## [What you have to do]
All of the material below is to be restated word for word, apart from the pictures.

Extracted records:
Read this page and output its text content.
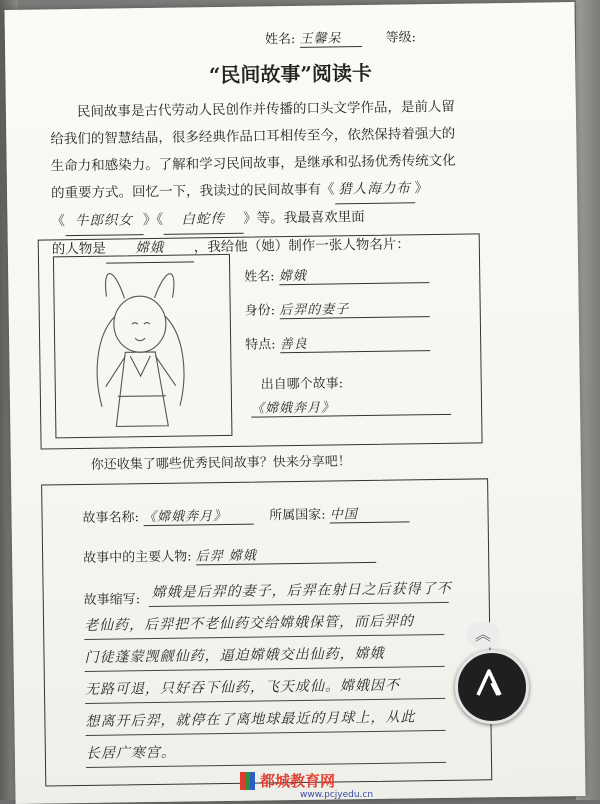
姓名: 王馨呆	等级:
“民间故事”阅读卡
民间故事是古代劳动人民创作并传播的口头文学作品，是前人留
给我们的智慧结晶，很多经典作品口耳相传至今，依然保持着强大的
生命力和感染力。了解和学习民间故事，是继承和弘扬优秀传统文化
的重要方式。回忆一下，我读过的民间故事有《 猎人海力布 》
《 牛郎织女 》《 白蛇传 》等。我最喜欢里面
的人物是 嫦娥 ，我给他（她）制作一张人物名片：
姓名: 嫦娥
身份: 后羿的妻子
特点: 善良
出自哪个故事:
《嫦娥奔月》
你还收集了哪些优秀民间故事？快来分享吧！
故事名称: 《嫦娥奔月》	所属国家: 中国
故事中的主要人物: 后羿 嫦娥
故事缩写: 嫦娥是后羿的妻子，后羿在射日之后获得了不
老仙药，后羿把不老仙药交给嫦娥保管，而后羿的
门徒蓬蒙觊觎仙药，逼迫嫦娥交出仙药，嫦娥
无路可退，只好吞下仙药，飞天成仙。嫦娥因不
想离开后羿，就停在了离地球最近的月球上，从此
长居广寒宫。
︽
都城教育网
www.pcjyedu.cn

## [Output of the exercise]
Read this page and output its text content.
姓名: 王馨呆	等级:
“民间故事”阅读卡
民间故事是古代劳动人民创作并传播的口头文学作品，是前人留
给我们的智慧结晶，很多经典作品口耳相传至今，依然保持着强大的
生命力和感染力。了解和学习民间故事，是继承和弘扬优秀传统文化
的重要方式。回忆一下，我读过的民间故事有《 猎人海力布 》
《 牛郎织女 》《 白蛇传 》等。我最喜欢里面
的人物是 嫦娥 ，我给他（她）制作一张人物名片：
姓名: 嫦娥
身份: 后羿的妻子
特点: 善良
出自哪个故事:
《嫦娥奔月》
你还收集了哪些优秀民间故事？快来分享吧！
故事名称: 《嫦娥奔月》	所属国家: 中国
故事中的主要人物: 后羿 嫦娥
故事缩写: 嫦娥是后羿的妻子，后羿在射日之后获得了不
老仙药，后羿把不老仙药交给嫦娥保管，而后羿的
门徒蓬蒙觊觎仙药，逼迫嫦娥交出仙药，嫦娥
无路可退，只好吞下仙药，飞天成仙。嫦娥因不
想离开后羿，就停在了离地球最近的月球上，从此
长居广寒宫。
︽
都城教育网
www.pcjyedu.cn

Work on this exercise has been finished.